_Goal:_ Transcribe the records below exactly.

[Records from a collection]

[START]

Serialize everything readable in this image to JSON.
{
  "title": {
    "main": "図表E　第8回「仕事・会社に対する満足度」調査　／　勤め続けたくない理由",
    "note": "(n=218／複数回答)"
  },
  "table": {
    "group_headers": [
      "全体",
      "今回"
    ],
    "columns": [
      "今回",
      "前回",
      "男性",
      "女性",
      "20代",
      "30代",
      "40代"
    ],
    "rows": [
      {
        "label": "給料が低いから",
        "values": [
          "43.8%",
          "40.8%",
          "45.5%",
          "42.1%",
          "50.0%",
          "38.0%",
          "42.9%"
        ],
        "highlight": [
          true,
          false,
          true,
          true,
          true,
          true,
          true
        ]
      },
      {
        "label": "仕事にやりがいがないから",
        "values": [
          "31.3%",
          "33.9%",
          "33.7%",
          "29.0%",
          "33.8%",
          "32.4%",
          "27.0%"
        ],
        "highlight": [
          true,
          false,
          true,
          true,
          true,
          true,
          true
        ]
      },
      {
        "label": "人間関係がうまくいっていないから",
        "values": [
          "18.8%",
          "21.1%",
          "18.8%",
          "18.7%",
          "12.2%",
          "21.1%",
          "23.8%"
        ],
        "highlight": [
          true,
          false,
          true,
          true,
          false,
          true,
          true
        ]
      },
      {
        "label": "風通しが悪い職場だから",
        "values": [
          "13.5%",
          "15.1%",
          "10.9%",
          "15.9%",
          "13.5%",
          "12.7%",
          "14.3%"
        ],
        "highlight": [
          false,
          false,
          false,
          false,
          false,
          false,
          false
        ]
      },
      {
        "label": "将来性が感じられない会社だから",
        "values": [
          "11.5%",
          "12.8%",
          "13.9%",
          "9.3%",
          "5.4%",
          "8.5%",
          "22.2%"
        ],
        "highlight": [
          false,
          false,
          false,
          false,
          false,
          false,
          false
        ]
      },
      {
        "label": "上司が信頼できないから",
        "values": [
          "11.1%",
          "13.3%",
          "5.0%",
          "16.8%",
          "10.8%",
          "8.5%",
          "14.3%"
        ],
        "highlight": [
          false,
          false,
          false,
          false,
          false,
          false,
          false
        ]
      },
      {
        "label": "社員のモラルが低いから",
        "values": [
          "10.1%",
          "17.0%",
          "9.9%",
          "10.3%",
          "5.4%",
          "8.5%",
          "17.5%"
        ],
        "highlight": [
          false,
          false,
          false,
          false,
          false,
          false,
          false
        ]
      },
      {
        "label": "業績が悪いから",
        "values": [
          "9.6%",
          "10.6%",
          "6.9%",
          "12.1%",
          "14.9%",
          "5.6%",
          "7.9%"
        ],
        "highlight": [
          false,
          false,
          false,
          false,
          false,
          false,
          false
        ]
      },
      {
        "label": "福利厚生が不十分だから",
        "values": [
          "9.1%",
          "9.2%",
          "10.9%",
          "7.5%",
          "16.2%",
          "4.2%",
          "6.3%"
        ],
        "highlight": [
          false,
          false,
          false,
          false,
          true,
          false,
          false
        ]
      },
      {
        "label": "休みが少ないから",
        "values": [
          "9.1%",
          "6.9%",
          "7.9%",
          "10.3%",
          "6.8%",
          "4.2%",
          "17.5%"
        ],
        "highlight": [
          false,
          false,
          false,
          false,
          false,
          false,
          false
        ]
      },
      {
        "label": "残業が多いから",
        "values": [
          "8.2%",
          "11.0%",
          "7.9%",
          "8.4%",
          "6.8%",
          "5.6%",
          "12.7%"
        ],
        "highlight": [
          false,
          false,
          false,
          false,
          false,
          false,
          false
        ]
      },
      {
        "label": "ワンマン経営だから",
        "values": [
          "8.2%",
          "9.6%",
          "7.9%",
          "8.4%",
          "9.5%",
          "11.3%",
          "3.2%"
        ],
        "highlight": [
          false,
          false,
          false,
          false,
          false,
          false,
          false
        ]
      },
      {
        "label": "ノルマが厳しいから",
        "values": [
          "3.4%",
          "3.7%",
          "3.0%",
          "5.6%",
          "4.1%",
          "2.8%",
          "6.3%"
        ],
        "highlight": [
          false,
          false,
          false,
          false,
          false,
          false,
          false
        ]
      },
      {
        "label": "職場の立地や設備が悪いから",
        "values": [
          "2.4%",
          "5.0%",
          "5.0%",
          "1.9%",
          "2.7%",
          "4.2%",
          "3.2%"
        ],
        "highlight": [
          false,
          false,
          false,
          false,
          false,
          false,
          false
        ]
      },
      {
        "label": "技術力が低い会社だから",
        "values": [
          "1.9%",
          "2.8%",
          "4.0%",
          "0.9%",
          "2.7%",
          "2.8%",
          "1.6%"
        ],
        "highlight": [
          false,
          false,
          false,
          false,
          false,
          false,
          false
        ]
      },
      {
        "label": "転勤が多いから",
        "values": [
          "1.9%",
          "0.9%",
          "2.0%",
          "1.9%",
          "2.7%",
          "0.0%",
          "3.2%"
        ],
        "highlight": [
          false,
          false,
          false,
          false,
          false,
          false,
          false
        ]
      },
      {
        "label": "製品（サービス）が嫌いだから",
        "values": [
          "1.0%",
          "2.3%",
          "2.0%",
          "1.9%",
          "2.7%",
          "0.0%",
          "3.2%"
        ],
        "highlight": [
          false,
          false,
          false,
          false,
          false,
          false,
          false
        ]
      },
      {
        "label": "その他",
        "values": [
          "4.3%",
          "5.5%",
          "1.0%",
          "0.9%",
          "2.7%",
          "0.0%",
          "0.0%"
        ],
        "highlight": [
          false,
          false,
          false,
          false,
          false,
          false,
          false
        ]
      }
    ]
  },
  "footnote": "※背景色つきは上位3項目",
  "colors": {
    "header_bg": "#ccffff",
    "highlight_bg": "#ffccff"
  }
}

[END]

_Task result:_
Serialize everything readable in this image to JSON.
{
  "title": {
    "main": "図表E　第8回「仕事・会社に対する満足度」調査　／　勤め続けたくない理由",
    "note": "(n=218／複数回答)"
  },
  "table": {
    "group_headers": [
      "全体",
      "今回"
    ],
    "columns": [
      "今回",
      "前回",
      "男性",
      "女性",
      "20代",
      "30代",
      "40代"
    ],
    "rows": [
      {
        "label": "給料が低いから",
        "values": [
          "43.8%",
          "40.8%",
          "45.5%",
          "42.1%",
          "50.0%",
          "38.0%",
          "42.9%"
        ],
        "highlight": [
          true,
          false,
          true,
          true,
          true,
          true,
          true
        ]
      },
      {
        "label": "仕事にやりがいがないから",
        "values": [
          "31.3%",
          "33.9%",
          "33.7%",
          "29.0%",
          "33.8%",
          "32.4%",
          "27.0%"
        ],
        "highlight": [
          true,
          false,
          true,
          true,
          true,
          true,
          true
        ]
      },
      {
        "label": "人間関係がうまくいっていないから",
        "values": [
          "18.8%",
          "21.1%",
          "18.8%",
          "18.7%",
          "12.2%",
          "21.1%",
          "23.8%"
        ],
        "highlight": [
          true,
          false,
          true,
          true,
          false,
          true,
          true
        ]
      },
      {
        "label": "風通しが悪い職場だから",
        "values": [
          "13.5%",
          "15.1%",
          "10.9%",
          "15.9%",
          "13.5%",
          "12.7%",
          "14.3%"
        ],
        "highlight": [
          false,
          false,
          false,
          false,
          false,
          false,
          false
        ]
      },
      {
        "label": "将来性が感じられない会社だから",
        "values": [
          "11.5%",
          "12.8%",
          "13.9%",
          "9.3%",
          "5.4%",
          "8.5%",
          "22.2%"
        ],
        "highlight": [
          false,
          false,
          false,
          false,
          false,
          false,
          false
        ]
      },
      {
        "label": "上司が信頼できないから",
        "values": [
          "11.1%",
          "13.3%",
          "5.0%",
          "16.8%",
          "10.8%",
          "8.5%",
          "14.3%"
        ],
        "highlight": [
          false,
          false,
          false,
          false,
          false,
          false,
          false
        ]
      },
      {
        "label": "社員のモラルが低いから",
        "values": [
          "10.1%",
          "17.0%",
          "9.9%",
          "10.3%",
          "5.4%",
          "8.5%",
          "17.5%"
        ],
        "highlight": [
          false,
          false,
          false,
          false,
          false,
          false,
          false
        ]
      },
      {
        "label": "業績が悪いから",
        "values": [
          "9.6%",
          "10.6%",
          "6.9%",
          "12.1%",
          "14.9%",
          "5.6%",
          "7.9%"
        ],
        "highlight": [
          false,
          false,
          false,
          false,
          false,
          false,
          false
        ]
      },
      {
        "label": "福利厚生が不十分だから",
        "values": [
          "9.1%",
          "9.2%",
          "10.9%",
          "7.5%",
          "16.2%",
          "4.2%",
          "6.3%"
        ],
        "highlight": [
          false,
          false,
          false,
          false,
          true,
          false,
          false
        ]
      },
      {
        "label": "休みが少ないから",
        "values": [
          "9.1%",
          "6.9%",
          "7.9%",
          "10.3%",
          "6.8%",
          "4.2%",
          "17.5%"
        ],
        "highlight": [
          false,
          false,
          false,
          false,
          false,
          false,
          false
        ]
      },
      {
        "label": "残業が多いから",
        "values": [
          "8.2%",
          "11.0%",
          "7.9%",
          "8.4%",
          "6.8%",
          "5.6%",
          "12.7%"
        ],
        "highlight": [
          false,
          false,
          false,
          false,
          false,
          false,
          false
        ]
      },
      {
        "label": "ワンマン経営だから",
        "values": [
          "8.2%",
          "9.6%",
          "7.9%",
          "8.4%",
          "9.5%",
          "11.3%",
          "3.2%"
        ],
        "highlight": [
          false,
          false,
          false,
          false,
          false,
          false,
          false
        ]
      },
      {
        "label": "ノルマが厳しいから",
        "values": [
          "3.4%",
          "3.7%",
          "3.0%",
          "5.6%",
          "4.1%",
          "2.8%",
          "6.3%"
        ],
        "highlight": [
          false,
          false,
          false,
          false,
          false,
          false,
          false
        ]
      },
      {
        "label": "職場の立地や設備が悪いから",
        "values": [
          "2.4%",
          "5.0%",
          "5.0%",
          "1.9%",
          "2.7%",
          "4.2%",
          "3.2%"
        ],
        "highlight": [
          false,
          false,
          false,
          false,
          false,
          false,
          false
        ]
      },
      {
        "label": "技術力が低い会社だから",
        "values": [
          "1.9%",
          "2.8%",
          "4.0%",
          "0.9%",
          "2.7%",
          "2.8%",
          "1.6%"
        ],
        "highlight": [
          false,
          false,
          false,
          false,
          false,
          false,
          false
        ]
      },
      {
        "label": "転勤が多いから",
        "values": [
          "1.9%",
          "0.9%",
          "2.0%",
          "1.9%",
          "2.7%",
          "0.0%",
          "3.2%"
        ],
        "highlight": [
          false,
          false,
          false,
          false,
          false,
          false,
          false
        ]
      },
      {
        "label": "製品（サービス）が嫌いだから",
        "values": [
          "1.0%",
          "2.3%",
          "2.0%",
          "1.9%",
          "2.7%",
          "0.0%",
          "3.2%"
        ],
        "highlight": [
          false,
          false,
          false,
          false,
          false,
          false,
          false
        ]
      },
      {
        "label": "その他",
        "values": [
          "4.3%",
          "5.5%",
          "1.0%",
          "0.9%",
          "2.7%",
          "0.0%",
          "0.0%"
        ],
        "highlight": [
          false,
          false,
          false,
          false,
          false,
          false,
          false
        ]
      }
    ]
  },
  "footnote": "※背景色つきは上位3項目",
  "colors": {
    "header_bg": "#ccffff",
    "highlight_bg": "#ffccff"
  }
}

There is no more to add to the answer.